WHAT THE EXERCISE ASKS
Omit all pictures and give the records below again exactly as written.
====== DATA ROWS ======
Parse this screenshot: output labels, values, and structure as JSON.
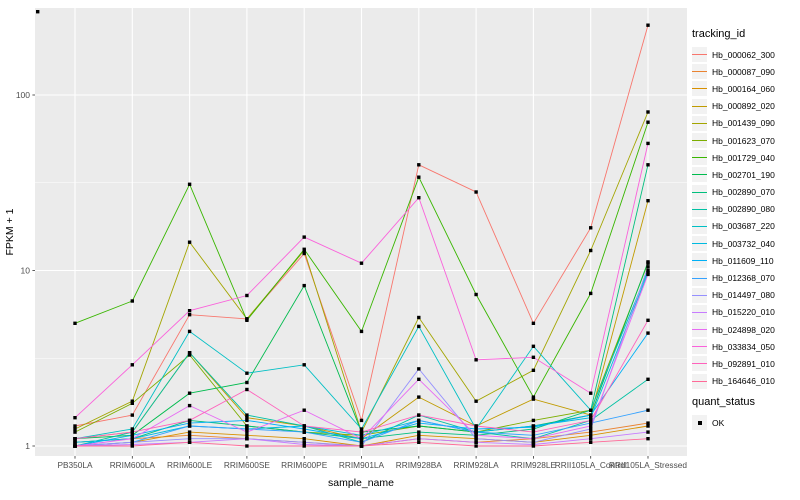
{
  "chart_data": {
    "type": "line",
    "title": "",
    "xlabel": "sample_name",
    "ylabel": "FPKM + 1",
    "y_scale": "log10",
    "y_ticks": [
      1,
      10,
      100
    ],
    "y_tick_labels": [
      "1",
      "10",
      "100"
    ],
    "y_minor_ticks": [
      3.1623,
      31.623,
      316.23
    ],
    "ylim": [
      0.95,
      320
    ],
    "grid": true,
    "panel_bg": "#EBEBEB",
    "gridline_color": "#FFFFFF",
    "axis_text_color": "#4D4D4D",
    "tick_mark_color": "#333333",
    "point_marker": {
      "shape": "square",
      "color": "#000000",
      "size": 3.4
    },
    "stray_marker_top_left": true,
    "categories": [
      "PB350LA",
      "RRIM600LA",
      "RRIM600LE",
      "RRIM600SE",
      "RRIM600PE",
      "RRIM901LA",
      "RRIM928BA",
      "RRIM928LA",
      "RRIM928LE",
      "RRII105LA_Control",
      "RRII105LA_Stressed"
    ],
    "legend": {
      "title": "tracking_id",
      "position": "right"
    },
    "legend2": {
      "title": "quant_status",
      "items": [
        {
          "label": "OK",
          "marker": "black-square"
        }
      ]
    },
    "series": [
      {
        "name": "Hb_000062_300",
        "color": "#F8766D",
        "values": [
          1.3,
          1.5,
          5.6,
          5.3,
          12.5,
          1.4,
          40,
          28,
          5.0,
          17.5,
          250
        ]
      },
      {
        "name": "Hb_000087_090",
        "color": "#EA8331",
        "values": [
          1.05,
          1.1,
          1.15,
          1.1,
          1.05,
          1.0,
          1.1,
          1.05,
          1.1,
          1.2,
          1.35
        ]
      },
      {
        "name": "Hb_000164_060",
        "color": "#D89000",
        "values": [
          1.0,
          1.05,
          1.2,
          1.15,
          1.1,
          1.0,
          1.15,
          1.1,
          1.05,
          1.15,
          1.3
        ]
      },
      {
        "name": "Hb_000892_020",
        "color": "#C09B00",
        "values": [
          1.1,
          1.2,
          3.4,
          1.45,
          1.3,
          1.1,
          1.9,
          1.3,
          1.85,
          1.5,
          25
        ]
      },
      {
        "name": "Hb_001439_090",
        "color": "#A3A500",
        "values": [
          1.25,
          1.8,
          14.5,
          5.3,
          13,
          1.2,
          5.4,
          1.8,
          2.7,
          13,
          80
        ]
      },
      {
        "name": "Hb_001623_070",
        "color": "#7CAE00",
        "values": [
          1.2,
          1.75,
          3.3,
          1.3,
          1.2,
          1.15,
          1.3,
          1.2,
          1.4,
          1.6,
          11
        ]
      },
      {
        "name": "Hb_001729_040",
        "color": "#39B600",
        "values": [
          5.0,
          6.7,
          31,
          5.2,
          13.2,
          4.5,
          34,
          7.3,
          1.9,
          7.4,
          70
        ]
      },
      {
        "name": "Hb_002701_190",
        "color": "#00BB4E",
        "values": [
          1.1,
          1.15,
          2.0,
          2.3,
          8.2,
          1.2,
          1.3,
          1.2,
          1.3,
          1.5,
          11.2
        ]
      },
      {
        "name": "Hb_002890_070",
        "color": "#00BF7D",
        "values": [
          1.05,
          1.1,
          1.4,
          1.3,
          1.2,
          1.1,
          1.2,
          1.15,
          1.25,
          1.6,
          40
        ]
      },
      {
        "name": "Hb_002890_080",
        "color": "#00C1A3",
        "values": [
          1.0,
          1.2,
          3.4,
          1.5,
          1.3,
          1.05,
          1.5,
          1.2,
          1.1,
          1.4,
          2.4
        ]
      },
      {
        "name": "Hb_003687_220",
        "color": "#00BFC4",
        "values": [
          1.1,
          1.25,
          4.5,
          2.6,
          2.9,
          1.25,
          4.8,
          1.25,
          3.7,
          1.6,
          10
        ]
      },
      {
        "name": "Hb_003732_040",
        "color": "#00BAE0",
        "values": [
          1.05,
          1.1,
          1.3,
          1.25,
          1.3,
          1.15,
          1.4,
          1.2,
          1.3,
          1.45,
          9.7
        ]
      },
      {
        "name": "Hb_011609_110",
        "color": "#00B0F6",
        "values": [
          1.0,
          1.15,
          1.35,
          1.4,
          1.25,
          1.1,
          1.35,
          1.25,
          1.28,
          1.5,
          4.4
        ]
      },
      {
        "name": "Hb_012368_070",
        "color": "#35A2FF",
        "values": [
          1.0,
          1.05,
          1.3,
          1.25,
          1.2,
          1.05,
          1.4,
          1.2,
          1.15,
          1.35,
          1.6
        ]
      },
      {
        "name": "Hb_014497_080",
        "color": "#9590FF",
        "values": [
          1.0,
          1.05,
          1.1,
          1.1,
          1.05,
          1.0,
          2.75,
          1.1,
          1.05,
          1.25,
          10.5
        ]
      },
      {
        "name": "Hb_015220_010",
        "color": "#C77CFF",
        "values": [
          1.0,
          1.02,
          1.05,
          1.1,
          1.02,
          1.0,
          1.1,
          1.05,
          1.02,
          1.1,
          1.2
        ]
      },
      {
        "name": "Hb_024898_020",
        "color": "#E76BF3",
        "values": [
          1.0,
          1.1,
          1.7,
          1.2,
          1.6,
          1.1,
          2.4,
          1.15,
          1.1,
          1.3,
          9.5
        ]
      },
      {
        "name": "Hb_033834_050",
        "color": "#FA62DB",
        "values": [
          1.45,
          2.9,
          5.9,
          7.2,
          15.5,
          11,
          26,
          3.1,
          3.2,
          2.0,
          53
        ]
      },
      {
        "name": "Hb_092891_010",
        "color": "#FF62BC",
        "values": [
          1.1,
          1.2,
          1.4,
          2.1,
          1.3,
          1.2,
          1.5,
          1.3,
          1.2,
          1.4,
          5.2
        ]
      },
      {
        "name": "Hb_164646_010",
        "color": "#FF6A98",
        "values": [
          1.0,
          1.0,
          1.05,
          1.0,
          1.0,
          1.0,
          1.05,
          1.0,
          1.0,
          1.05,
          1.1
        ]
      }
    ]
  }
}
======
SOLUTION TO THIS EXERCISE
Parse this screenshot: output labels, values, and structure as JSON.
{
  "chart_data": {
    "type": "line",
    "title": "",
    "xlabel": "sample_name",
    "ylabel": "FPKM + 1",
    "y_scale": "log10",
    "y_ticks": [
      1,
      10,
      100
    ],
    "y_tick_labels": [
      "1",
      "10",
      "100"
    ],
    "y_minor_ticks": [
      3.1623,
      31.623,
      316.23
    ],
    "ylim": [
      0.95,
      320
    ],
    "grid": true,
    "panel_bg": "#EBEBEB",
    "gridline_color": "#FFFFFF",
    "axis_text_color": "#4D4D4D",
    "tick_mark_color": "#333333",
    "point_marker": {
      "shape": "square",
      "color": "#000000",
      "size": 3.4
    },
    "stray_marker_top_left": true,
    "categories": [
      "PB350LA",
      "RRIM600LA",
      "RRIM600LE",
      "RRIM600SE",
      "RRIM600PE",
      "RRIM901LA",
      "RRIM928BA",
      "RRIM928LA",
      "RRIM928LE",
      "RRII105LA_Control",
      "RRII105LA_Stressed"
    ],
    "legend": {
      "title": "tracking_id",
      "position": "right"
    },
    "legend2": {
      "title": "quant_status",
      "items": [
        {
          "label": "OK",
          "marker": "black-square"
        }
      ]
    },
    "series": [
      {
        "name": "Hb_000062_300",
        "color": "#F8766D",
        "values": [
          1.3,
          1.5,
          5.6,
          5.3,
          12.5,
          1.4,
          40,
          28,
          5.0,
          17.5,
          250
        ]
      },
      {
        "name": "Hb_000087_090",
        "color": "#EA8331",
        "values": [
          1.05,
          1.1,
          1.15,
          1.1,
          1.05,
          1.0,
          1.1,
          1.05,
          1.1,
          1.2,
          1.35
        ]
      },
      {
        "name": "Hb_000164_060",
        "color": "#D89000",
        "values": [
          1.0,
          1.05,
          1.2,
          1.15,
          1.1,
          1.0,
          1.15,
          1.1,
          1.05,
          1.15,
          1.3
        ]
      },
      {
        "name": "Hb_000892_020",
        "color": "#C09B00",
        "values": [
          1.1,
          1.2,
          3.4,
          1.45,
          1.3,
          1.1,
          1.9,
          1.3,
          1.85,
          1.5,
          25
        ]
      },
      {
        "name": "Hb_001439_090",
        "color": "#A3A500",
        "values": [
          1.25,
          1.8,
          14.5,
          5.3,
          13,
          1.2,
          5.4,
          1.8,
          2.7,
          13,
          80
        ]
      },
      {
        "name": "Hb_001623_070",
        "color": "#7CAE00",
        "values": [
          1.2,
          1.75,
          3.3,
          1.3,
          1.2,
          1.15,
          1.3,
          1.2,
          1.4,
          1.6,
          11
        ]
      },
      {
        "name": "Hb_001729_040",
        "color": "#39B600",
        "values": [
          5.0,
          6.7,
          31,
          5.2,
          13.2,
          4.5,
          34,
          7.3,
          1.9,
          7.4,
          70
        ]
      },
      {
        "name": "Hb_002701_190",
        "color": "#00BB4E",
        "values": [
          1.1,
          1.15,
          2.0,
          2.3,
          8.2,
          1.2,
          1.3,
          1.2,
          1.3,
          1.5,
          11.2
        ]
      },
      {
        "name": "Hb_002890_070",
        "color": "#00BF7D",
        "values": [
          1.05,
          1.1,
          1.4,
          1.3,
          1.2,
          1.1,
          1.2,
          1.15,
          1.25,
          1.6,
          40
        ]
      },
      {
        "name": "Hb_002890_080",
        "color": "#00C1A3",
        "values": [
          1.0,
          1.2,
          3.4,
          1.5,
          1.3,
          1.05,
          1.5,
          1.2,
          1.1,
          1.4,
          2.4
        ]
      },
      {
        "name": "Hb_003687_220",
        "color": "#00BFC4",
        "values": [
          1.1,
          1.25,
          4.5,
          2.6,
          2.9,
          1.25,
          4.8,
          1.25,
          3.7,
          1.6,
          10
        ]
      },
      {
        "name": "Hb_003732_040",
        "color": "#00BAE0",
        "values": [
          1.05,
          1.1,
          1.3,
          1.25,
          1.3,
          1.15,
          1.4,
          1.2,
          1.3,
          1.45,
          9.7
        ]
      },
      {
        "name": "Hb_011609_110",
        "color": "#00B0F6",
        "values": [
          1.0,
          1.15,
          1.35,
          1.4,
          1.25,
          1.1,
          1.35,
          1.25,
          1.28,
          1.5,
          4.4
        ]
      },
      {
        "name": "Hb_012368_070",
        "color": "#35A2FF",
        "values": [
          1.0,
          1.05,
          1.3,
          1.25,
          1.2,
          1.05,
          1.4,
          1.2,
          1.15,
          1.35,
          1.6
        ]
      },
      {
        "name": "Hb_014497_080",
        "color": "#9590FF",
        "values": [
          1.0,
          1.05,
          1.1,
          1.1,
          1.05,
          1.0,
          2.75,
          1.1,
          1.05,
          1.25,
          10.5
        ]
      },
      {
        "name": "Hb_015220_010",
        "color": "#C77CFF",
        "values": [
          1.0,
          1.02,
          1.05,
          1.1,
          1.02,
          1.0,
          1.1,
          1.05,
          1.02,
          1.1,
          1.2
        ]
      },
      {
        "name": "Hb_024898_020",
        "color": "#E76BF3",
        "values": [
          1.0,
          1.1,
          1.7,
          1.2,
          1.6,
          1.1,
          2.4,
          1.15,
          1.1,
          1.3,
          9.5
        ]
      },
      {
        "name": "Hb_033834_050",
        "color": "#FA62DB",
        "values": [
          1.45,
          2.9,
          5.9,
          7.2,
          15.5,
          11,
          26,
          3.1,
          3.2,
          2.0,
          53
        ]
      },
      {
        "name": "Hb_092891_010",
        "color": "#FF62BC",
        "values": [
          1.1,
          1.2,
          1.4,
          2.1,
          1.3,
          1.2,
          1.5,
          1.3,
          1.2,
          1.4,
          5.2
        ]
      },
      {
        "name": "Hb_164646_010",
        "color": "#FF6A98",
        "values": [
          1.0,
          1.0,
          1.05,
          1.0,
          1.0,
          1.0,
          1.05,
          1.0,
          1.0,
          1.05,
          1.1
        ]
      }
    ]
  }
}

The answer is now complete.